Tally the lines in the listing below that include "underlying". Answer with the count and nothing more.
* start Records for processing *
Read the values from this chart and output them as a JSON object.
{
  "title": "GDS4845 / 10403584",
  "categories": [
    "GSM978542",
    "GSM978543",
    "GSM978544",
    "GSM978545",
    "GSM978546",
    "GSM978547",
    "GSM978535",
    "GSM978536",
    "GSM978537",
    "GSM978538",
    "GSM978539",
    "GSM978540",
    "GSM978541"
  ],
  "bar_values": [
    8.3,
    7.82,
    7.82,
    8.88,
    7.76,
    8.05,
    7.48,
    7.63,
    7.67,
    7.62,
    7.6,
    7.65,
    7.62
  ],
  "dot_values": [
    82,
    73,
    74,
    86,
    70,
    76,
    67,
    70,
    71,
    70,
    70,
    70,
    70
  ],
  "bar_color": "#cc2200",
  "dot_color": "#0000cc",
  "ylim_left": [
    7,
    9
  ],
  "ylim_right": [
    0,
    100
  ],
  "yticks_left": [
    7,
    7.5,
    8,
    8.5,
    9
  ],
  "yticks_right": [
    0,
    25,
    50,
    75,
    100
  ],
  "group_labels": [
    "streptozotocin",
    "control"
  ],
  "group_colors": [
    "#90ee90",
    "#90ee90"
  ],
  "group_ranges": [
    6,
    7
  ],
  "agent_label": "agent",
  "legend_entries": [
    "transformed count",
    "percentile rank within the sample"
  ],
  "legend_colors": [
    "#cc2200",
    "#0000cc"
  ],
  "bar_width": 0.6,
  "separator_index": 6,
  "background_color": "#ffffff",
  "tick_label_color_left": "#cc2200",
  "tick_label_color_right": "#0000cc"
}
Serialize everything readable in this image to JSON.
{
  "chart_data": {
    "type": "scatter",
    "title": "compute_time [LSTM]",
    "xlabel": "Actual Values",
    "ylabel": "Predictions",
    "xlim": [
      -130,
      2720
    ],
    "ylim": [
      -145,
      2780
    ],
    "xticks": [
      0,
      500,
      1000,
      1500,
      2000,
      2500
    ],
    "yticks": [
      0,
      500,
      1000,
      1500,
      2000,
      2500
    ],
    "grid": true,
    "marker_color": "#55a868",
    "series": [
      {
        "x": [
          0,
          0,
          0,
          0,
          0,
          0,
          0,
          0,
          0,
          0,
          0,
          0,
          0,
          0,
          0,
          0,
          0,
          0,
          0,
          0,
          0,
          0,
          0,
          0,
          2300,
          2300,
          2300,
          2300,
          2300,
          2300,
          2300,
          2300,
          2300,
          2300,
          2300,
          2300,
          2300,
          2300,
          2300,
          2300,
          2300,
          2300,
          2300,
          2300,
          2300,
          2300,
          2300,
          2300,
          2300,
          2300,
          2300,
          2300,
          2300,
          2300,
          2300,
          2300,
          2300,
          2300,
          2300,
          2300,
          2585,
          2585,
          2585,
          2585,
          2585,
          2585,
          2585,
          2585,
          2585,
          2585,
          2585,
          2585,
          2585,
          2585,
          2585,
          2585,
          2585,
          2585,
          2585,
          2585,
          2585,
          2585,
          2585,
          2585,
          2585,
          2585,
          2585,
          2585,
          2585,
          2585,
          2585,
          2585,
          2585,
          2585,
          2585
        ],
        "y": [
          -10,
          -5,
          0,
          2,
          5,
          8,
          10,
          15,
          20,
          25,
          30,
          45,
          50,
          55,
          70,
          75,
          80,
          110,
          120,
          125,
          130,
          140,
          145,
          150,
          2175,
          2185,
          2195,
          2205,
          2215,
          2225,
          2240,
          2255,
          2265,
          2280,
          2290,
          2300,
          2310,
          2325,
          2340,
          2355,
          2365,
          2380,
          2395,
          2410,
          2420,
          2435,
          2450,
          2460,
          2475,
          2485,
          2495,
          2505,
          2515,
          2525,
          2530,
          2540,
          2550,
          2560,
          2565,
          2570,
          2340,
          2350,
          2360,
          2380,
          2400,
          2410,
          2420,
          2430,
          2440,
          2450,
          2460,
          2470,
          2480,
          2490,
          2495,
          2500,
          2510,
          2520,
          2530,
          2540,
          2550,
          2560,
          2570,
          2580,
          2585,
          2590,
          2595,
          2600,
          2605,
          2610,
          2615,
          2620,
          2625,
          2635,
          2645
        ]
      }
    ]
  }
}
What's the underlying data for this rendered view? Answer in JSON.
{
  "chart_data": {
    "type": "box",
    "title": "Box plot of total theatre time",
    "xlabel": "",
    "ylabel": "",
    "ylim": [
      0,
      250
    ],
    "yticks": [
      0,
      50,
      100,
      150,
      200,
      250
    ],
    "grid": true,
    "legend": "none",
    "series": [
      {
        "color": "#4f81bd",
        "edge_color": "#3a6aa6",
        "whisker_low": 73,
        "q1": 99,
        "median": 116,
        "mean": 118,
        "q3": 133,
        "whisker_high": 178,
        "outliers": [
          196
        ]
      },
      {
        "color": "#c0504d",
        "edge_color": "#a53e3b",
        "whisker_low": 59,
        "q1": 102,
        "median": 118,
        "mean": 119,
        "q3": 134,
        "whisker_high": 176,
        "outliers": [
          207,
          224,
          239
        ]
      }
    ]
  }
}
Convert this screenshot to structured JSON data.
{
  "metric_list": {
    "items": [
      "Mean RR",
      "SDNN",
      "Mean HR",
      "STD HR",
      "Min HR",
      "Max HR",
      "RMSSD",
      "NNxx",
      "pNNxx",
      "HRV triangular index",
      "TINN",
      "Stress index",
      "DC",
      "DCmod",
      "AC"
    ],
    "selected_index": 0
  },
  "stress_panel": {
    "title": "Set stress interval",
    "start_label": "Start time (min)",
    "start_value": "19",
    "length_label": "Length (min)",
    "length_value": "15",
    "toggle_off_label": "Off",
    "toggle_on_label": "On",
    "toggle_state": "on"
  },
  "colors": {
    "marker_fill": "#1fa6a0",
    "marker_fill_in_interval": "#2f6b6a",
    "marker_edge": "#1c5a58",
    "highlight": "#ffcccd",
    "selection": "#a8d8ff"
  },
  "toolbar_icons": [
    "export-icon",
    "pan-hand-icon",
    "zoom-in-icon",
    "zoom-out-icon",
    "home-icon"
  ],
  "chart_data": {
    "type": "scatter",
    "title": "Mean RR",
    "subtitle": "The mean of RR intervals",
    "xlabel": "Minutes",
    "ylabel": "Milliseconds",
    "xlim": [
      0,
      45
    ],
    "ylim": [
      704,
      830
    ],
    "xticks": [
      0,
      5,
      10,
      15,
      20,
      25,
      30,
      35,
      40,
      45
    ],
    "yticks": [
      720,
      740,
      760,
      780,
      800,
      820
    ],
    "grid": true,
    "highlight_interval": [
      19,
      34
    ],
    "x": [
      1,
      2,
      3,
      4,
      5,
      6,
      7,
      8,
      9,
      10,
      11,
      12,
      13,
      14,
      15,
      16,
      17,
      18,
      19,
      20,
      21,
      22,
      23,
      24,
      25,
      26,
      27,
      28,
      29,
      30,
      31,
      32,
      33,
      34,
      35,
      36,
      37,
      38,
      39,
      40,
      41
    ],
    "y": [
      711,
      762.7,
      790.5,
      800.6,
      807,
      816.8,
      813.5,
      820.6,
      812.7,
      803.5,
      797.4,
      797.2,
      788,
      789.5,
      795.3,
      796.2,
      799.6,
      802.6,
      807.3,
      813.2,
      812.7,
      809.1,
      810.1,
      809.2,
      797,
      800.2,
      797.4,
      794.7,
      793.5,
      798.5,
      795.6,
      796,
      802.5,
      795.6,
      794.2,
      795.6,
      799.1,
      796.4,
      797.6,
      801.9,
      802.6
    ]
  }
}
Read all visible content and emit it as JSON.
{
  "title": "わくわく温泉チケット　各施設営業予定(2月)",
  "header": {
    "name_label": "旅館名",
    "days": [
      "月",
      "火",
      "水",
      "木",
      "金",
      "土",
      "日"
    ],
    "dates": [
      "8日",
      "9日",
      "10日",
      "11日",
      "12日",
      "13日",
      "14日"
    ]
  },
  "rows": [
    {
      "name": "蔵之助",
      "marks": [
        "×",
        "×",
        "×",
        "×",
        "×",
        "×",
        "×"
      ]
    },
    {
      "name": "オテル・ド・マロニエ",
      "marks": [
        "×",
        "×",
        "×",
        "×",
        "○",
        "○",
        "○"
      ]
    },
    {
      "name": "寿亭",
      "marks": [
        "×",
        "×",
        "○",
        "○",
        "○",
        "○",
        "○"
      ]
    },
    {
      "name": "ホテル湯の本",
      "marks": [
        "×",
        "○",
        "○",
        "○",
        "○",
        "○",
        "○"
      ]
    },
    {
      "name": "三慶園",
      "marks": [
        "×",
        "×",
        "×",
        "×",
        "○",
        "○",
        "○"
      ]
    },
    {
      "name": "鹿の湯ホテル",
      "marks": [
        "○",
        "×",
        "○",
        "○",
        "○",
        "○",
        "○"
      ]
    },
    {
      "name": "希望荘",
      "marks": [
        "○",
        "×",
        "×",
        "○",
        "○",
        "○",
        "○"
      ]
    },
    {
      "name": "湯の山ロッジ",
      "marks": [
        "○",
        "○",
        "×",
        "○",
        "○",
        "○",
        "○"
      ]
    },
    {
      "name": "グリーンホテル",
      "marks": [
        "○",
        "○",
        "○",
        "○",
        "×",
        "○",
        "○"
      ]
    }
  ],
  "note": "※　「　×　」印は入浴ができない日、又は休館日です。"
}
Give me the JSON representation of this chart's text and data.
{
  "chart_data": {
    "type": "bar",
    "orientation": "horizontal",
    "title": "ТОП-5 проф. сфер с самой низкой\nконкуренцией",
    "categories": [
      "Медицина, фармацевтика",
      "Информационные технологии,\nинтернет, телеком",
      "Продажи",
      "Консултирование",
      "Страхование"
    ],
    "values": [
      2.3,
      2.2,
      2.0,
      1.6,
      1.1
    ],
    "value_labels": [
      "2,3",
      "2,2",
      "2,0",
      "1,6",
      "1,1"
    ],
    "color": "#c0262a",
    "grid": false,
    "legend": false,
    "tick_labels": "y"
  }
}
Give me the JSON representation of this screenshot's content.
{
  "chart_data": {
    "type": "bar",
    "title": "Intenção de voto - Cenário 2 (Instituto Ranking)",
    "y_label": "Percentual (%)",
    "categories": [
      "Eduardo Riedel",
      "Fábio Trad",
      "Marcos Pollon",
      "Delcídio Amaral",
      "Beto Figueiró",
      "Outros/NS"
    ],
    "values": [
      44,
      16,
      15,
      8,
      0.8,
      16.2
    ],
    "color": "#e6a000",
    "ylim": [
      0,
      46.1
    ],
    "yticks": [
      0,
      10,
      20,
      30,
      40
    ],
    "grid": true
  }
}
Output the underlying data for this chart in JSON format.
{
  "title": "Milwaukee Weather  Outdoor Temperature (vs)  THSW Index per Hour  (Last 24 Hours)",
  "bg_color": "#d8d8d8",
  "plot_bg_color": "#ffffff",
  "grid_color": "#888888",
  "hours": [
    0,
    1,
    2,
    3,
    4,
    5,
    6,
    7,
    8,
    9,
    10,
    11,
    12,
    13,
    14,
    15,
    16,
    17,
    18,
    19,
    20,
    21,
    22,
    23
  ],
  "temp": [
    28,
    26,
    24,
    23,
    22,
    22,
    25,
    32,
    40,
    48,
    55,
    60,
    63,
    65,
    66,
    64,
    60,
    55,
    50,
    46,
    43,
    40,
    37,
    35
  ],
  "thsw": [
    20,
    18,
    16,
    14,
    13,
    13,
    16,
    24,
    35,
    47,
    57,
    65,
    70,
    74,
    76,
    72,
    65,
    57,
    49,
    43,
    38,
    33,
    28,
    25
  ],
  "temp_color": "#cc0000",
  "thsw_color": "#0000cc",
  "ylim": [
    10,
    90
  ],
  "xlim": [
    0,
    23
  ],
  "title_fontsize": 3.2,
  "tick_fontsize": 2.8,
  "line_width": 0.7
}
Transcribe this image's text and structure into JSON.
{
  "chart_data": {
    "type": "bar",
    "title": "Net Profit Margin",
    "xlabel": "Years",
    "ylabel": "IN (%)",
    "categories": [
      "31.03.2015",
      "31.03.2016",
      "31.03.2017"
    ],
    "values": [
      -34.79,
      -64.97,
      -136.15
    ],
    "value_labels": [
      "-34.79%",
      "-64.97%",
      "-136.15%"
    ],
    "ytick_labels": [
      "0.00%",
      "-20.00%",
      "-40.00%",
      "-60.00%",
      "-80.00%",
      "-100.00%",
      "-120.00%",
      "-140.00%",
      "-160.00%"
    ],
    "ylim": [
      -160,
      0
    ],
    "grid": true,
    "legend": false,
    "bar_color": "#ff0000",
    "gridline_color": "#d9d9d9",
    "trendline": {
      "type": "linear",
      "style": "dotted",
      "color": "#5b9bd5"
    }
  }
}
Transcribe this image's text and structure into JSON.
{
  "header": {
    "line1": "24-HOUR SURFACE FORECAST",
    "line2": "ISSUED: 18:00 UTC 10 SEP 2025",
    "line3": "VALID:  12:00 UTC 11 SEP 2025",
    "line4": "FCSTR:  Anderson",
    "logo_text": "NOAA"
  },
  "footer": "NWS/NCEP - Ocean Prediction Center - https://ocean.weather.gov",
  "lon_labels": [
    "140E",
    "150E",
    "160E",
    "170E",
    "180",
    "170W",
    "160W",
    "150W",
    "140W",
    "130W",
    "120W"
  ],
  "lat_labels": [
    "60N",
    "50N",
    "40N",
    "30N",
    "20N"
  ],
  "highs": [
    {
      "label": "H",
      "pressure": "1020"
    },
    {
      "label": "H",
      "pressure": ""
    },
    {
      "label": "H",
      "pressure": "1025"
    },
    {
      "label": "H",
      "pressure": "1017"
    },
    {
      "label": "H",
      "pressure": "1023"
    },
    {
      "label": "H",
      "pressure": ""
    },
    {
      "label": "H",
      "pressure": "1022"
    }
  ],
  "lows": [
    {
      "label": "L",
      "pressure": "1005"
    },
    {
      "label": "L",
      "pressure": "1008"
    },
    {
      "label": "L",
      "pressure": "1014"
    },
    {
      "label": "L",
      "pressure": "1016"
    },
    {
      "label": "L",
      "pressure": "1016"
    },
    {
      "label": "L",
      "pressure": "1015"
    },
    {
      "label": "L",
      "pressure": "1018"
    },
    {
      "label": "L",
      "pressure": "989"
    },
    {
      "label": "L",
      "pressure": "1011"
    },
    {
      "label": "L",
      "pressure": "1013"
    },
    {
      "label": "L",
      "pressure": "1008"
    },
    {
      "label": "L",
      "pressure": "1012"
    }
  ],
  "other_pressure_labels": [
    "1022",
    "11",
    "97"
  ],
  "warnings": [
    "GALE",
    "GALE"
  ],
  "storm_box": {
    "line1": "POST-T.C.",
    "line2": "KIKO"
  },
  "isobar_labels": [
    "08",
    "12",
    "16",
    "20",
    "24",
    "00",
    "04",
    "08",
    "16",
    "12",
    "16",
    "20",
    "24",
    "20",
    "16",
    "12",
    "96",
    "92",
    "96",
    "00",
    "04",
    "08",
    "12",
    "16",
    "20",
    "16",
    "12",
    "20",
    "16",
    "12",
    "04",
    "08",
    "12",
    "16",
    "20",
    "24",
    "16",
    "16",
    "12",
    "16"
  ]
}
* end Records for processing *
■ Result of this task: 2